# [RECORD SET]
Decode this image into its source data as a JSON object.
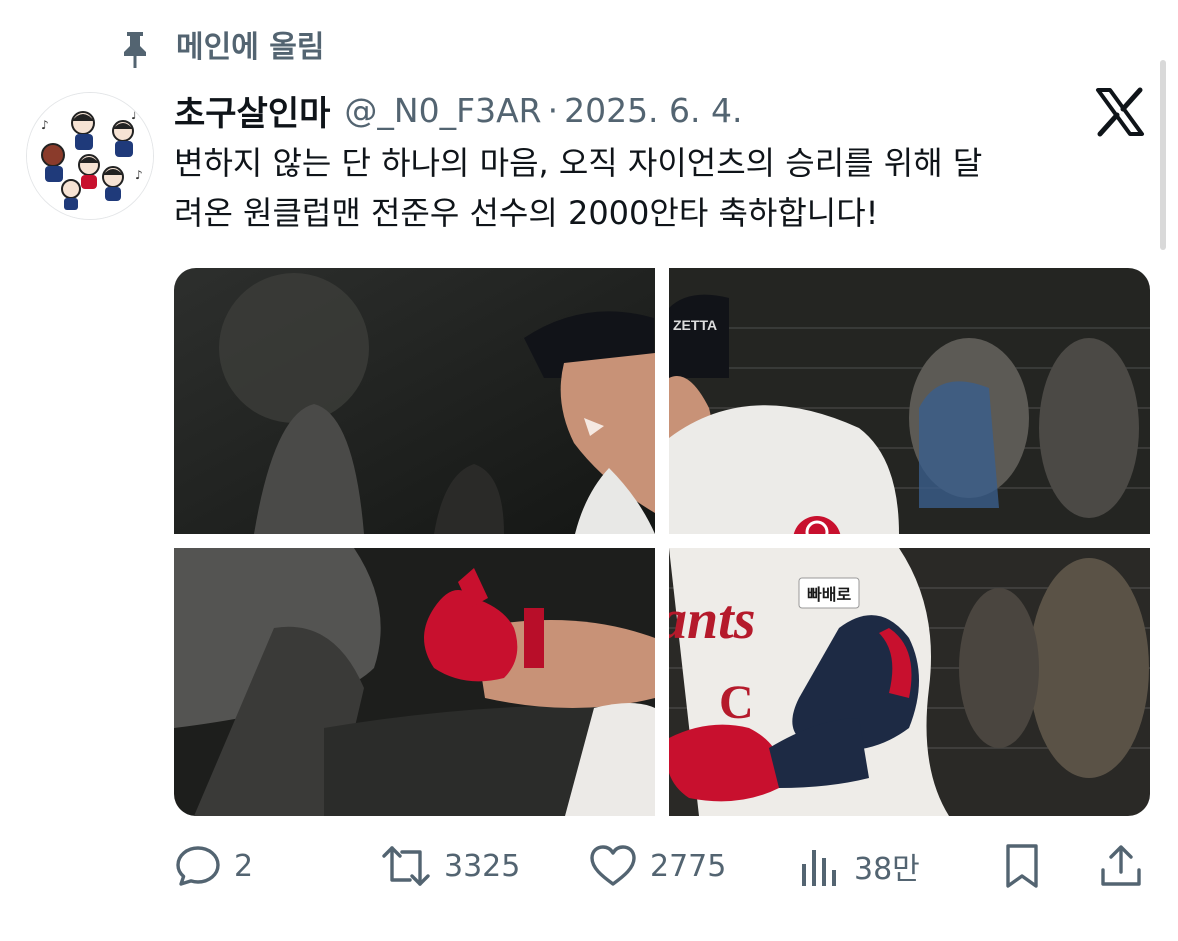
{
  "pinned": {
    "label": "메인에 올림",
    "icon": "pin-icon"
  },
  "tweet": {
    "display_name": "초구살인마",
    "handle": "@_N0_F3AR",
    "separator": "·",
    "date": "2025. 6. 4.",
    "text_lines": [
      "변하지 않는 단 하나의 마음, 오직 자이언츠의 승리를 위해 달",
      "려온 원클럽맨 전준우 선수의 2000안타 축하합니다!"
    ],
    "media_count": 4
  },
  "actions": {
    "reply": {
      "icon": "reply-icon",
      "count": "2"
    },
    "retweet": {
      "icon": "retweet-icon",
      "count": "3325"
    },
    "like": {
      "icon": "heart-icon",
      "count": "2775"
    },
    "views": {
      "icon": "views-icon",
      "count": "38만"
    },
    "bookmark": {
      "icon": "bookmark-icon"
    },
    "share": {
      "icon": "share-icon"
    }
  },
  "brand": {
    "logo": "x-logo-icon",
    "accent": "#0f1419",
    "muted": "#536471",
    "jersey_red": "#c8102e"
  }
}
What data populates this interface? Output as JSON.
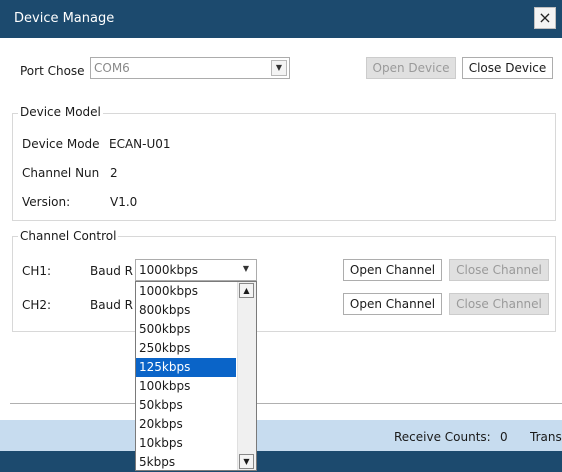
{
  "window": {
    "title": "Device Manage",
    "close_label": "×"
  },
  "port": {
    "label": "Port Chose",
    "selected": "COM6",
    "open_button": "Open Device",
    "close_button": "Close Device"
  },
  "device_model": {
    "legend": "Device Model",
    "model_label": "Device Mode",
    "model_value": "ECAN-U01",
    "channel_label": "Channel Nun",
    "channel_value": "2",
    "version_label": "Version:",
    "version_value": "V1.0"
  },
  "channel_control": {
    "legend": "Channel Control",
    "channels": [
      {
        "name": "CH1:",
        "baud_label": "Baud R",
        "baud_value": "1000kbps",
        "open_label": "Open Channel",
        "close_label": "Close Channel"
      },
      {
        "name": "CH2:",
        "baud_label": "Baud R",
        "open_label": "Open Channel",
        "close_label": "Close Channel"
      }
    ]
  },
  "baud_dropdown": {
    "options": [
      "1000kbps",
      "800kbps",
      "500kbps",
      "250kbps",
      "125kbps",
      "100kbps",
      "50kbps",
      "20kbps",
      "10kbps",
      "5kbps"
    ],
    "highlighted_index": 4
  },
  "status": {
    "receive_label": "Receive Counts:",
    "receive_value": "0",
    "transmit_label": "Trans"
  },
  "colors": {
    "titlebar": "#1c4a6e",
    "statusbar": "#c7dcef",
    "selection": "#0a64c8"
  }
}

# [WRITTEN INSTRUCTION]
Repeat all of the entries word for word, but omit the pictures.

# [THE RESPONSE]
Decode this image into its source data as a JSON object.
{
  "pinned": {
    "label": "메인에 올림",
    "icon": "pin-icon"
  },
  "tweet": {
    "display_name": "초구살인마",
    "handle": "@_N0_F3AR",
    "separator": "·",
    "date": "2025. 6. 4.",
    "text_lines": [
      "변하지 않는 단 하나의 마음, 오직 자이언츠의 승리를 위해 달",
      "려온 원클럽맨 전준우 선수의 2000안타 축하합니다!"
    ],
    "media_count": 4
  },
  "actions": {
    "reply": {
      "icon": "reply-icon",
      "count": "2"
    },
    "retweet": {
      "icon": "retweet-icon",
      "count": "3325"
    },
    "like": {
      "icon": "heart-icon",
      "count": "2775"
    },
    "views": {
      "icon": "views-icon",
      "count": "38만"
    },
    "bookmark": {
      "icon": "bookmark-icon"
    },
    "share": {
      "icon": "share-icon"
    }
  },
  "brand": {
    "logo": "x-logo-icon",
    "accent": "#0f1419",
    "muted": "#536471",
    "jersey_red": "#c8102e"
  }
}
What data populates this interface? Output as JSON.
{
  "window": {
    "title": "Device Manage",
    "close_label": "×"
  },
  "port": {
    "label": "Port Chose",
    "selected": "COM6",
    "open_button": "Open Device",
    "close_button": "Close Device"
  },
  "device_model": {
    "legend": "Device Model",
    "model_label": "Device Mode",
    "model_value": "ECAN-U01",
    "channel_label": "Channel Nun",
    "channel_value": "2",
    "version_label": "Version:",
    "version_value": "V1.0"
  },
  "channel_control": {
    "legend": "Channel Control",
    "channels": [
      {
        "name": "CH1:",
        "baud_label": "Baud R",
        "baud_value": "1000kbps",
        "open_label": "Open Channel",
        "close_label": "Close Channel"
      },
      {
        "name": "CH2:",
        "baud_label": "Baud R",
        "open_label": "Open Channel",
        "close_label": "Close Channel"
      }
    ]
  },
  "baud_dropdown": {
    "options": [
      "1000kbps",
      "800kbps",
      "500kbps",
      "250kbps",
      "125kbps",
      "100kbps",
      "50kbps",
      "20kbps",
      "10kbps",
      "5kbps"
    ],
    "highlighted_index": 4
  },
  "status": {
    "receive_label": "Receive Counts:",
    "receive_value": "0",
    "transmit_label": "Trans"
  },
  "colors": {
    "titlebar": "#1c4a6e",
    "statusbar": "#c7dcef",
    "selection": "#0a64c8"
  }
}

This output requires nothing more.